(Excerpts from a figure dataset)
************
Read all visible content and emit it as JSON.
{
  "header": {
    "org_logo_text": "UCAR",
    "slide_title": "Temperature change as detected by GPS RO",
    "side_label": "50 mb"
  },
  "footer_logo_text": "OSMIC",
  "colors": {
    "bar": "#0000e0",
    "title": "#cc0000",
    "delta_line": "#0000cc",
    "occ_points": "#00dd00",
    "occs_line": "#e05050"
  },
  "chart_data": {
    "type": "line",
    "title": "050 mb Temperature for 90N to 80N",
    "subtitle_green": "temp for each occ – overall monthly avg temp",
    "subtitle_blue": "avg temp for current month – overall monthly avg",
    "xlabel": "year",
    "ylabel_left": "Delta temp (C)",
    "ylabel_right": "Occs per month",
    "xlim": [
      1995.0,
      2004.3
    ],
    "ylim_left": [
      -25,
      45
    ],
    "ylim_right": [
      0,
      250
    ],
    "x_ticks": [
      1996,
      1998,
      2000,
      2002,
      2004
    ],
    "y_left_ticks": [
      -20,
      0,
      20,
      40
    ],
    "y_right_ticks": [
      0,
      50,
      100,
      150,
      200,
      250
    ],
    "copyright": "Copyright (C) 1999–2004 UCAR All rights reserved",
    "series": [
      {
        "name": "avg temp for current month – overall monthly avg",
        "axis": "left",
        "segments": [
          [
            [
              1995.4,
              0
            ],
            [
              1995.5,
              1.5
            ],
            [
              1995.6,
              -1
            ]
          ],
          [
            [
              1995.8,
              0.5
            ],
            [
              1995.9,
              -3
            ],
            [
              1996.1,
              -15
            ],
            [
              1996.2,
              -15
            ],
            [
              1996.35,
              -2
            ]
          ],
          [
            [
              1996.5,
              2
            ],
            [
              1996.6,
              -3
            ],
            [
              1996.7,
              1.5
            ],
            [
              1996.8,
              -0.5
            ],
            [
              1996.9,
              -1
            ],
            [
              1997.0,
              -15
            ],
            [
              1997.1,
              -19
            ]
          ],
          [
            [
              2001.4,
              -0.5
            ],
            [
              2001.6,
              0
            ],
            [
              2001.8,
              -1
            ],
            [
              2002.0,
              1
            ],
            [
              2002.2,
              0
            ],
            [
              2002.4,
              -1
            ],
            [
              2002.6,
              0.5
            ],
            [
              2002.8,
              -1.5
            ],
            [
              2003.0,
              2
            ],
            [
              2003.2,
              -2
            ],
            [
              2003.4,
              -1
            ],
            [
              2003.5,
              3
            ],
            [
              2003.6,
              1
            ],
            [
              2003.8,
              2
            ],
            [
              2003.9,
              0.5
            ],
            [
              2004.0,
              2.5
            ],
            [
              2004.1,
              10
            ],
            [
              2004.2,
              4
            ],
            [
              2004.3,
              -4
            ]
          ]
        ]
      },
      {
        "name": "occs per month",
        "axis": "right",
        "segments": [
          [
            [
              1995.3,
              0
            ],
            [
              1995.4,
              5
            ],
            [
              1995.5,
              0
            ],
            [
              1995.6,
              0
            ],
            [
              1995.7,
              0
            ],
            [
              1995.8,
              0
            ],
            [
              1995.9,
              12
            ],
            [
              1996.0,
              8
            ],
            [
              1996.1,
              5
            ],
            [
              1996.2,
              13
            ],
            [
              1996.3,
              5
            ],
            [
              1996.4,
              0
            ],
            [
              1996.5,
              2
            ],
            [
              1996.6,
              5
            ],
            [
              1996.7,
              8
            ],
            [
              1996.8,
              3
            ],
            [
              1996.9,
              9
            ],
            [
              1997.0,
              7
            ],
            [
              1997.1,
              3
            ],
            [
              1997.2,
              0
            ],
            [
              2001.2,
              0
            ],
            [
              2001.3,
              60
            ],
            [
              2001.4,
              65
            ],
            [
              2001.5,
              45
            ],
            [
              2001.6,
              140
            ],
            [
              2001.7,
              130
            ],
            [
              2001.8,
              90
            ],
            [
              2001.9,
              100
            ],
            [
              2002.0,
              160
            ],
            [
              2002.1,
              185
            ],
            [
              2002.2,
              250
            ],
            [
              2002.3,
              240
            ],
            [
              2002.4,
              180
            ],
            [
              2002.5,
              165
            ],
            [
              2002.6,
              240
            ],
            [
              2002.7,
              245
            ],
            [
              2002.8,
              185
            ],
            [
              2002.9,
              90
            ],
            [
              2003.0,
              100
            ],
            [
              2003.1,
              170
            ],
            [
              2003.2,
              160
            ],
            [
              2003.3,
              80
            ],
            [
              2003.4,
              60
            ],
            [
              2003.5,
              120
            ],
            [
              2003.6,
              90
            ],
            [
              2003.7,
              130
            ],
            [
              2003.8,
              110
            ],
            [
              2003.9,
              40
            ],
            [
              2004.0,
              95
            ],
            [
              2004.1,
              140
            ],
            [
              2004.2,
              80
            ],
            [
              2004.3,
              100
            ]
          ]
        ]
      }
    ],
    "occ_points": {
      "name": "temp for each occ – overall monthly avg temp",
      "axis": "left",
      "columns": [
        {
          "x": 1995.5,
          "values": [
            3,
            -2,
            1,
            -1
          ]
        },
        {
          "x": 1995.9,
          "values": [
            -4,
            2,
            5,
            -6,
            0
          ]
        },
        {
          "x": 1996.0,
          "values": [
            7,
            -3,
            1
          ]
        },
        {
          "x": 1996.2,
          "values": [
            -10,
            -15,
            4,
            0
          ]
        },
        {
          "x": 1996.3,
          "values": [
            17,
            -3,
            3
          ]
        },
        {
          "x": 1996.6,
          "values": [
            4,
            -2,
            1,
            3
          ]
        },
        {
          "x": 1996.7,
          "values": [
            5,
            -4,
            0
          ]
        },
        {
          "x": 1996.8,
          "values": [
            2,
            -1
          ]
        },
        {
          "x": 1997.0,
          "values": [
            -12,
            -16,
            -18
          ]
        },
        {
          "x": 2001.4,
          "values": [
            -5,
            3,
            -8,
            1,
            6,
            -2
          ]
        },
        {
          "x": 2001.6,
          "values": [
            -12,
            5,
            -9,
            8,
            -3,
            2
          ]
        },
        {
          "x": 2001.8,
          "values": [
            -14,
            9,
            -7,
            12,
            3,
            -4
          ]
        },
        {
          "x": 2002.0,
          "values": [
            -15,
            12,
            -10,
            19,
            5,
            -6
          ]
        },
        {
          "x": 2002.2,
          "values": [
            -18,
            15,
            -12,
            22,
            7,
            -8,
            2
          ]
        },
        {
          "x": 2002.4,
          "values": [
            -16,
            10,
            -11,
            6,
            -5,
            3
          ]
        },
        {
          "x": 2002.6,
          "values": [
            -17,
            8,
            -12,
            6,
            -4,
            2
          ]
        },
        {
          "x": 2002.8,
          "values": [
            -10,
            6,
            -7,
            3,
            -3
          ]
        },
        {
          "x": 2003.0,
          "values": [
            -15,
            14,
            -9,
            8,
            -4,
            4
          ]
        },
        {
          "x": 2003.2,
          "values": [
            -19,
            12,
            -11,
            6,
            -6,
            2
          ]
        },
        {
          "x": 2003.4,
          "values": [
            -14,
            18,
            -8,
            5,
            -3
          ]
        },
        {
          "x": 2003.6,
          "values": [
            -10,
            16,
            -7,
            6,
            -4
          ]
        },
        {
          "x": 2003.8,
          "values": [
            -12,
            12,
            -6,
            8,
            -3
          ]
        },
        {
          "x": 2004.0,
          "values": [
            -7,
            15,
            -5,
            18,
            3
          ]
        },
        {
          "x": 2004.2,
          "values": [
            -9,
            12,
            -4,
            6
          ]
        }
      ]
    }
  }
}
************
→ Stated goal
Above are some records; extract every one of them exactly.

→ Output for this task
Read all visible content and emit it as JSON.
{
  "header": {
    "org_logo_text": "UCAR",
    "slide_title": "Temperature change as detected by GPS RO",
    "side_label": "50 mb"
  },
  "footer_logo_text": "OSMIC",
  "colors": {
    "bar": "#0000e0",
    "title": "#cc0000",
    "delta_line": "#0000cc",
    "occ_points": "#00dd00",
    "occs_line": "#e05050"
  },
  "chart_data": {
    "type": "line",
    "title": "050 mb Temperature for 90N to 80N",
    "subtitle_green": "temp for each occ – overall monthly avg temp",
    "subtitle_blue": "avg temp for current month – overall monthly avg",
    "xlabel": "year",
    "ylabel_left": "Delta temp (C)",
    "ylabel_right": "Occs per month",
    "xlim": [
      1995.0,
      2004.3
    ],
    "ylim_left": [
      -25,
      45
    ],
    "ylim_right": [
      0,
      250
    ],
    "x_ticks": [
      1996,
      1998,
      2000,
      2002,
      2004
    ],
    "y_left_ticks": [
      -20,
      0,
      20,
      40
    ],
    "y_right_ticks": [
      0,
      50,
      100,
      150,
      200,
      250
    ],
    "copyright": "Copyright (C) 1999–2004 UCAR All rights reserved",
    "series": [
      {
        "name": "avg temp for current month – overall monthly avg",
        "axis": "left",
        "segments": [
          [
            [
              1995.4,
              0
            ],
            [
              1995.5,
              1.5
            ],
            [
              1995.6,
              -1
            ]
          ],
          [
            [
              1995.8,
              0.5
            ],
            [
              1995.9,
              -3
            ],
            [
              1996.1,
              -15
            ],
            [
              1996.2,
              -15
            ],
            [
              1996.35,
              -2
            ]
          ],
          [
            [
              1996.5,
              2
            ],
            [
              1996.6,
              -3
            ],
            [
              1996.7,
              1.5
            ],
            [
              1996.8,
              -0.5
            ],
            [
              1996.9,
              -1
            ],
            [
              1997.0,
              -15
            ],
            [
              1997.1,
              -19
            ]
          ],
          [
            [
              2001.4,
              -0.5
            ],
            [
              2001.6,
              0
            ],
            [
              2001.8,
              -1
            ],
            [
              2002.0,
              1
            ],
            [
              2002.2,
              0
            ],
            [
              2002.4,
              -1
            ],
            [
              2002.6,
              0.5
            ],
            [
              2002.8,
              -1.5
            ],
            [
              2003.0,
              2
            ],
            [
              2003.2,
              -2
            ],
            [
              2003.4,
              -1
            ],
            [
              2003.5,
              3
            ],
            [
              2003.6,
              1
            ],
            [
              2003.8,
              2
            ],
            [
              2003.9,
              0.5
            ],
            [
              2004.0,
              2.5
            ],
            [
              2004.1,
              10
            ],
            [
              2004.2,
              4
            ],
            [
              2004.3,
              -4
            ]
          ]
        ]
      },
      {
        "name": "occs per month",
        "axis": "right",
        "segments": [
          [
            [
              1995.3,
              0
            ],
            [
              1995.4,
              5
            ],
            [
              1995.5,
              0
            ],
            [
              1995.6,
              0
            ],
            [
              1995.7,
              0
            ],
            [
              1995.8,
              0
            ],
            [
              1995.9,
              12
            ],
            [
              1996.0,
              8
            ],
            [
              1996.1,
              5
            ],
            [
              1996.2,
              13
            ],
            [
              1996.3,
              5
            ],
            [
              1996.4,
              0
            ],
            [
              1996.5,
              2
            ],
            [
              1996.6,
              5
            ],
            [
              1996.7,
              8
            ],
            [
              1996.8,
              3
            ],
            [
              1996.9,
              9
            ],
            [
              1997.0,
              7
            ],
            [
              1997.1,
              3
            ],
            [
              1997.2,
              0
            ],
            [
              2001.2,
              0
            ],
            [
              2001.3,
              60
            ],
            [
              2001.4,
              65
            ],
            [
              2001.5,
              45
            ],
            [
              2001.6,
              140
            ],
            [
              2001.7,
              130
            ],
            [
              2001.8,
              90
            ],
            [
              2001.9,
              100
            ],
            [
              2002.0,
              160
            ],
            [
              2002.1,
              185
            ],
            [
              2002.2,
              250
            ],
            [
              2002.3,
              240
            ],
            [
              2002.4,
              180
            ],
            [
              2002.5,
              165
            ],
            [
              2002.6,
              240
            ],
            [
              2002.7,
              245
            ],
            [
              2002.8,
              185
            ],
            [
              2002.9,
              90
            ],
            [
              2003.0,
              100
            ],
            [
              2003.1,
              170
            ],
            [
              2003.2,
              160
            ],
            [
              2003.3,
              80
            ],
            [
              2003.4,
              60
            ],
            [
              2003.5,
              120
            ],
            [
              2003.6,
              90
            ],
            [
              2003.7,
              130
            ],
            [
              2003.8,
              110
            ],
            [
              2003.9,
              40
            ],
            [
              2004.0,
              95
            ],
            [
              2004.1,
              140
            ],
            [
              2004.2,
              80
            ],
            [
              2004.3,
              100
            ]
          ]
        ]
      }
    ],
    "occ_points": {
      "name": "temp for each occ – overall monthly avg temp",
      "axis": "left",
      "columns": [
        {
          "x": 1995.5,
          "values": [
            3,
            -2,
            1,
            -1
          ]
        },
        {
          "x": 1995.9,
          "values": [
            -4,
            2,
            5,
            -6,
            0
          ]
        },
        {
          "x": 1996.0,
          "values": [
            7,
            -3,
            1
          ]
        },
        {
          "x": 1996.2,
          "values": [
            -10,
            -15,
            4,
            0
          ]
        },
        {
          "x": 1996.3,
          "values": [
            17,
            -3,
            3
          ]
        },
        {
          "x": 1996.6,
          "values": [
            4,
            -2,
            1,
            3
          ]
        },
        {
          "x": 1996.7,
          "values": [
            5,
            -4,
            0
          ]
        },
        {
          "x": 1996.8,
          "values": [
            2,
            -1
          ]
        },
        {
          "x": 1997.0,
          "values": [
            -12,
            -16,
            -18
          ]
        },
        {
          "x": 2001.4,
          "values": [
            -5,
            3,
            -8,
            1,
            6,
            -2
          ]
        },
        {
          "x": 2001.6,
          "values": [
            -12,
            5,
            -9,
            8,
            -3,
            2
          ]
        },
        {
          "x": 2001.8,
          "values": [
            -14,
            9,
            -7,
            12,
            3,
            -4
          ]
        },
        {
          "x": 2002.0,
          "values": [
            -15,
            12,
            -10,
            19,
            5,
            -6
          ]
        },
        {
          "x": 2002.2,
          "values": [
            -18,
            15,
            -12,
            22,
            7,
            -8,
            2
          ]
        },
        {
          "x": 2002.4,
          "values": [
            -16,
            10,
            -11,
            6,
            -5,
            3
          ]
        },
        {
          "x": 2002.6,
          "values": [
            -17,
            8,
            -12,
            6,
            -4,
            2
          ]
        },
        {
          "x": 2002.8,
          "values": [
            -10,
            6,
            -7,
            3,
            -3
          ]
        },
        {
          "x": 2003.0,
          "values": [
            -15,
            14,
            -9,
            8,
            -4,
            4
          ]
        },
        {
          "x": 2003.2,
          "values": [
            -19,
            12,
            -11,
            6,
            -6,
            2
          ]
        },
        {
          "x": 2003.4,
          "values": [
            -14,
            18,
            -8,
            5,
            -3
          ]
        },
        {
          "x": 2003.6,
          "values": [
            -10,
            16,
            -7,
            6,
            -4
          ]
        },
        {
          "x": 2003.8,
          "values": [
            -12,
            12,
            -6,
            8,
            -3
          ]
        },
        {
          "x": 2004.0,
          "values": [
            -7,
            15,
            -5,
            18,
            3
          ]
        },
        {
          "x": 2004.2,
          "values": [
            -9,
            12,
            -4,
            6
          ]
        }
      ]
    }
  }
}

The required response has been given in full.